● **Task objective**
Return the records exactly as they are.

● **Input material**
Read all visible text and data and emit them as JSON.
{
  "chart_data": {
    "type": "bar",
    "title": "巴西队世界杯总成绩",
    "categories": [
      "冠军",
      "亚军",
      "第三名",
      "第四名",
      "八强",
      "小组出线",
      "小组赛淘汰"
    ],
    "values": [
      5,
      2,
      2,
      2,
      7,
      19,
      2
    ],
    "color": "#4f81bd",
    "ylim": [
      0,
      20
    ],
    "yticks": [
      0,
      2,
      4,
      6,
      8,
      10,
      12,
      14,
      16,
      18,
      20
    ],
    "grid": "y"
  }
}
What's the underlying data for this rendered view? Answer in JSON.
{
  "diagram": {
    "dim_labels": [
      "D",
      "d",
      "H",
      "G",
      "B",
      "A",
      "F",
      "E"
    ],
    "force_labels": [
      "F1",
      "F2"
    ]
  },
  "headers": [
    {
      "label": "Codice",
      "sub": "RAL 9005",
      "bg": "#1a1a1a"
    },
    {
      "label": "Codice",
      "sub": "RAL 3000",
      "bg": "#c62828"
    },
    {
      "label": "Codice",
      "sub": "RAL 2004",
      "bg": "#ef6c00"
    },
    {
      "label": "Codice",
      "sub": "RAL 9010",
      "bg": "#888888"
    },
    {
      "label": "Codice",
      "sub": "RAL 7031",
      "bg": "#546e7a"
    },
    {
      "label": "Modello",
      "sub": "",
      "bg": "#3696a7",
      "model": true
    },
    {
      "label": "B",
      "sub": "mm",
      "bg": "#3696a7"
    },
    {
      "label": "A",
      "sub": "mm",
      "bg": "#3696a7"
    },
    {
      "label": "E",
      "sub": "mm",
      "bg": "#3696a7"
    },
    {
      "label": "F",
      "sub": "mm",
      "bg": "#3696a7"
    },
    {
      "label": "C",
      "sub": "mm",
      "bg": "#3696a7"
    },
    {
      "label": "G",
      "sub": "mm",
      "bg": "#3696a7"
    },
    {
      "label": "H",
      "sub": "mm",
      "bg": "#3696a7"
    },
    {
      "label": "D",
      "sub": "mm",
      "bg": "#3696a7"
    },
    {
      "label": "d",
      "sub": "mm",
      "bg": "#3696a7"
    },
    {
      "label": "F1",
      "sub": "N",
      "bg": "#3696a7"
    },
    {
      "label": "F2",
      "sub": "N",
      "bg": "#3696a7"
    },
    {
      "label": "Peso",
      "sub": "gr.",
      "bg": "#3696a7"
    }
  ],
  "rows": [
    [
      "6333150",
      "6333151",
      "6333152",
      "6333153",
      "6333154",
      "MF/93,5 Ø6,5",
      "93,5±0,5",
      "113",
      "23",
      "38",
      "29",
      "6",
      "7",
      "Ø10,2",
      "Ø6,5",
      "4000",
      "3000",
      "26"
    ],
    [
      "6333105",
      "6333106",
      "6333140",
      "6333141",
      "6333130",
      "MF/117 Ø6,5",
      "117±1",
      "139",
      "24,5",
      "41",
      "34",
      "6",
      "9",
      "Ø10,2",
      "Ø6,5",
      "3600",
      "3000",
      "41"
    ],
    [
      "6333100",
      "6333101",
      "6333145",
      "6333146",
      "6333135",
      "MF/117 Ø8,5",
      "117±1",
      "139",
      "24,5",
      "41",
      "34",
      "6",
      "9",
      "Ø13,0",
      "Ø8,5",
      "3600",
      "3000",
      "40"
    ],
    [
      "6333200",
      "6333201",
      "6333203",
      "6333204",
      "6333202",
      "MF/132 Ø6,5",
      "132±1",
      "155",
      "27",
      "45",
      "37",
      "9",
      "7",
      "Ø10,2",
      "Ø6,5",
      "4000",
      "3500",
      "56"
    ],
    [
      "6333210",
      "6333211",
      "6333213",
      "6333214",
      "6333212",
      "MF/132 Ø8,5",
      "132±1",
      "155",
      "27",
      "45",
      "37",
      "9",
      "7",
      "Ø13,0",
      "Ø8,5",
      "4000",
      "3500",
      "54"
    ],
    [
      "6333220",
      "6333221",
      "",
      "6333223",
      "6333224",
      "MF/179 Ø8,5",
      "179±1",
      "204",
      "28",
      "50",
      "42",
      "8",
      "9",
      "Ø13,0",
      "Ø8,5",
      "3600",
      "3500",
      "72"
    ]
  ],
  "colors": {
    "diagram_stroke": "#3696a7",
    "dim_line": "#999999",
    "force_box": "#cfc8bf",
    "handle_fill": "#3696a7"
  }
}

● **Response to this task**
Read all visible text and data and emit them as JSON.
{
  "chart_data": {
    "type": "bar",
    "title": "巴西队世界杯总成绩",
    "categories": [
      "冠军",
      "亚军",
      "第三名",
      "第四名",
      "八强",
      "小组出线",
      "小组赛淘汰"
    ],
    "values": [
      5,
      2,
      2,
      2,
      7,
      19,
      2
    ],
    "color": "#4f81bd",
    "ylim": [
      0,
      20
    ],
    "yticks": [
      0,
      2,
      4,
      6,
      8,
      10,
      12,
      14,
      16,
      18,
      20
    ],
    "grid": "y"
  }
}
What's the underlying data for this rendered view? Answer in JSON.
{
  "diagram": {
    "dim_labels": [
      "D",
      "d",
      "H",
      "G",
      "B",
      "A",
      "F",
      "E"
    ],
    "force_labels": [
      "F1",
      "F2"
    ]
  },
  "headers": [
    {
      "label": "Codice",
      "sub": "RAL 9005",
      "bg": "#1a1a1a"
    },
    {
      "label": "Codice",
      "sub": "RAL 3000",
      "bg": "#c62828"
    },
    {
      "label": "Codice",
      "sub": "RAL 2004",
      "bg": "#ef6c00"
    },
    {
      "label": "Codice",
      "sub": "RAL 9010",
      "bg": "#888888"
    },
    {
      "label": "Codice",
      "sub": "RAL 7031",
      "bg": "#546e7a"
    },
    {
      "label": "Modello",
      "sub": "",
      "bg": "#3696a7",
      "model": true
    },
    {
      "label": "B",
      "sub": "mm",
      "bg": "#3696a7"
    },
    {
      "label": "A",
      "sub": "mm",
      "bg": "#3696a7"
    },
    {
      "label": "E",
      "sub": "mm",
      "bg": "#3696a7"
    },
    {
      "label": "F",
      "sub": "mm",
      "bg": "#3696a7"
    },
    {
      "label": "C",
      "sub": "mm",
      "bg": "#3696a7"
    },
    {
      "label": "G",
      "sub": "mm",
      "bg": "#3696a7"
    },
    {
      "label": "H",
      "sub": "mm",
      "bg": "#3696a7"
    },
    {
      "label": "D",
      "sub": "mm",
      "bg": "#3696a7"
    },
    {
      "label": "d",
      "sub": "mm",
      "bg": "#3696a7"
    },
    {
      "label": "F1",
      "sub": "N",
      "bg": "#3696a7"
    },
    {
      "label": "F2",
      "sub": "N",
      "bg": "#3696a7"
    },
    {
      "label": "Peso",
      "sub": "gr.",
      "bg": "#3696a7"
    }
  ],
  "rows": [
    [
      "6333150",
      "6333151",
      "6333152",
      "6333153",
      "6333154",
      "MF/93,5 Ø6,5",
      "93,5±0,5",
      "113",
      "23",
      "38",
      "29",
      "6",
      "7",
      "Ø10,2",
      "Ø6,5",
      "4000",
      "3000",
      "26"
    ],
    [
      "6333105",
      "6333106",
      "6333140",
      "6333141",
      "6333130",
      "MF/117 Ø6,5",
      "117±1",
      "139",
      "24,5",
      "41",
      "34",
      "6",
      "9",
      "Ø10,2",
      "Ø6,5",
      "3600",
      "3000",
      "41"
    ],
    [
      "6333100",
      "6333101",
      "6333145",
      "6333146",
      "6333135",
      "MF/117 Ø8,5",
      "117±1",
      "139",
      "24,5",
      "41",
      "34",
      "6",
      "9",
      "Ø13,0",
      "Ø8,5",
      "3600",
      "3000",
      "40"
    ],
    [
      "6333200",
      "6333201",
      "6333203",
      "6333204",
      "6333202",
      "MF/132 Ø6,5",
      "132±1",
      "155",
      "27",
      "45",
      "37",
      "9",
      "7",
      "Ø10,2",
      "Ø6,5",
      "4000",
      "3500",
      "56"
    ],
    [
      "6333210",
      "6333211",
      "6333213",
      "6333214",
      "6333212",
      "MF/132 Ø8,5",
      "132±1",
      "155",
      "27",
      "45",
      "37",
      "9",
      "7",
      "Ø13,0",
      "Ø8,5",
      "4000",
      "3500",
      "54"
    ],
    [
      "6333220",
      "6333221",
      "",
      "6333223",
      "6333224",
      "MF/179 Ø8,5",
      "179±1",
      "204",
      "28",
      "50",
      "42",
      "8",
      "9",
      "Ø13,0",
      "Ø8,5",
      "3600",
      "3500",
      "72"
    ]
  ],
  "colors": {
    "diagram_stroke": "#3696a7",
    "dim_line": "#999999",
    "force_box": "#cfc8bf",
    "handle_fill": "#3696a7"
  }
}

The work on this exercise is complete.